(Layout records)
........
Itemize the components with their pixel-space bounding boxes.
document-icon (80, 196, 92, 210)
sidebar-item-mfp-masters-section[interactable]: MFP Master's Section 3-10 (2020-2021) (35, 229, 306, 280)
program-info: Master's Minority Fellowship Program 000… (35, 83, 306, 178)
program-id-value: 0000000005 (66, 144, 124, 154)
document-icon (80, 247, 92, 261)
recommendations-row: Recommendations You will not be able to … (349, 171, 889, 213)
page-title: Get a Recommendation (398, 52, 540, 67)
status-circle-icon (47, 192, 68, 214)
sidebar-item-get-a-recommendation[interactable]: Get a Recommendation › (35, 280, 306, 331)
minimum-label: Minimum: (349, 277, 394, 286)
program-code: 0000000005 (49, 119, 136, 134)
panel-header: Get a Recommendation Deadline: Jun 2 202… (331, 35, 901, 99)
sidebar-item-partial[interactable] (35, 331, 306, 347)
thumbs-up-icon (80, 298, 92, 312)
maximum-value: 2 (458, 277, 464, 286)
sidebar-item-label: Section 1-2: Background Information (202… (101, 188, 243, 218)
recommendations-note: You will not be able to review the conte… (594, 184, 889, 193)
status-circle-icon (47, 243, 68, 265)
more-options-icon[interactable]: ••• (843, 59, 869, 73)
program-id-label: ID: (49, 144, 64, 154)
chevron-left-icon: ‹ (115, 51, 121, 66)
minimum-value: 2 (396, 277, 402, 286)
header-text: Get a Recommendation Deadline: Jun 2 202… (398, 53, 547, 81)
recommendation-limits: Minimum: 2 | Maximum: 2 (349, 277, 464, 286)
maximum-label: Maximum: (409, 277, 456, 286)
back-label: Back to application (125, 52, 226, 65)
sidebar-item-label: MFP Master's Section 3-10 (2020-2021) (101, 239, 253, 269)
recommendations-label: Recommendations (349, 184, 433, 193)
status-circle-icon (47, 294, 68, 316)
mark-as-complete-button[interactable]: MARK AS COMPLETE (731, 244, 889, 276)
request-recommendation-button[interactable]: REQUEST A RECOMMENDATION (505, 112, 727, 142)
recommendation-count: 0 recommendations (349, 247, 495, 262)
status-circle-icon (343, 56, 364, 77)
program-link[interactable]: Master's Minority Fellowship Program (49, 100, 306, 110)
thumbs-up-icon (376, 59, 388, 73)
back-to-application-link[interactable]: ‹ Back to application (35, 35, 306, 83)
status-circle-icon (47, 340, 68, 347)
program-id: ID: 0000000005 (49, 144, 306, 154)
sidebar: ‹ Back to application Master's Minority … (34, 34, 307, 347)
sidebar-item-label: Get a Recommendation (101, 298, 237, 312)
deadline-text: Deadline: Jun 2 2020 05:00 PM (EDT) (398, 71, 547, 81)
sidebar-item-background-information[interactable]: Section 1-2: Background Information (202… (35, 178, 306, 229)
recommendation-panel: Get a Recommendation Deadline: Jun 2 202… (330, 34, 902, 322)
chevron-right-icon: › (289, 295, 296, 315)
........
(YOUR INSTRUCTIONS): Write out every line of the listing above, unchanged.

(SOLVED EXERCISE):
Itemize the components with their pixel-space bounding boxes.
document-icon (80, 196, 92, 210)
sidebar-item-mfp-masters-section[interactable]: MFP Master's Section 3-10 (2020-2021) (35, 229, 306, 280)
program-info: Master's Minority Fellowship Program 000… (35, 83, 306, 178)
program-id-value: 0000000005 (66, 144, 124, 154)
document-icon (80, 247, 92, 261)
recommendations-row: Recommendations You will not be able to … (349, 171, 889, 213)
page-title: Get a Recommendation (398, 52, 540, 67)
status-circle-icon (47, 192, 68, 214)
sidebar-item-get-a-recommendation[interactable]: Get a Recommendation › (35, 280, 306, 331)
minimum-label: Minimum: (349, 277, 394, 286)
program-code: 0000000005 (49, 119, 136, 134)
panel-header: Get a Recommendation Deadline: Jun 2 202… (331, 35, 901, 99)
sidebar-item-partial[interactable] (35, 331, 306, 347)
thumbs-up-icon (80, 298, 92, 312)
maximum-value: 2 (458, 277, 464, 286)
sidebar-item-label: Section 1-2: Background Information (202… (101, 188, 243, 218)
recommendations-note: You will not be able to review the conte… (594, 184, 889, 193)
status-circle-icon (47, 243, 68, 265)
more-options-icon[interactable]: ••• (843, 59, 869, 73)
program-id-label: ID: (49, 144, 64, 154)
chevron-left-icon: ‹ (115, 51, 121, 66)
minimum-value: 2 (396, 277, 402, 286)
header-text: Get a Recommendation Deadline: Jun 2 202… (398, 53, 547, 81)
recommendation-limits: Minimum: 2 | Maximum: 2 (349, 277, 464, 286)
maximum-label: Maximum: (409, 277, 456, 286)
back-label: Back to application (125, 52, 226, 65)
sidebar-item-label: MFP Master's Section 3-10 (2020-2021) (101, 239, 253, 269)
recommendations-label: Recommendations (349, 184, 433, 193)
status-circle-icon (47, 294, 68, 316)
mark-as-complete-button[interactable]: MARK AS COMPLETE (731, 244, 889, 276)
request-recommendation-button[interactable]: REQUEST A RECOMMENDATION (505, 112, 727, 142)
recommendation-count: 0 recommendations (349, 247, 495, 262)
status-circle-icon (343, 56, 364, 77)
program-link[interactable]: Master's Minority Fellowship Program (49, 100, 306, 110)
thumbs-up-icon (376, 59, 388, 73)
back-to-application-link[interactable]: ‹ Back to application (35, 35, 306, 83)
status-circle-icon (47, 340, 68, 347)
program-id: ID: 0000000005 (49, 144, 306, 154)
sidebar: ‹ Back to application Master's Minority … (34, 34, 307, 347)
sidebar-item-label: Get a Recommendation (101, 298, 237, 312)
deadline-text: Deadline: Jun 2 2020 05:00 PM (EDT) (398, 71, 547, 81)
sidebar-item-background-information[interactable]: Section 1-2: Background Information (202… (35, 178, 306, 229)
recommendation-panel: Get a Recommendation Deadline: Jun 2 202… (330, 34, 902, 322)
chevron-right-icon: › (289, 295, 296, 315)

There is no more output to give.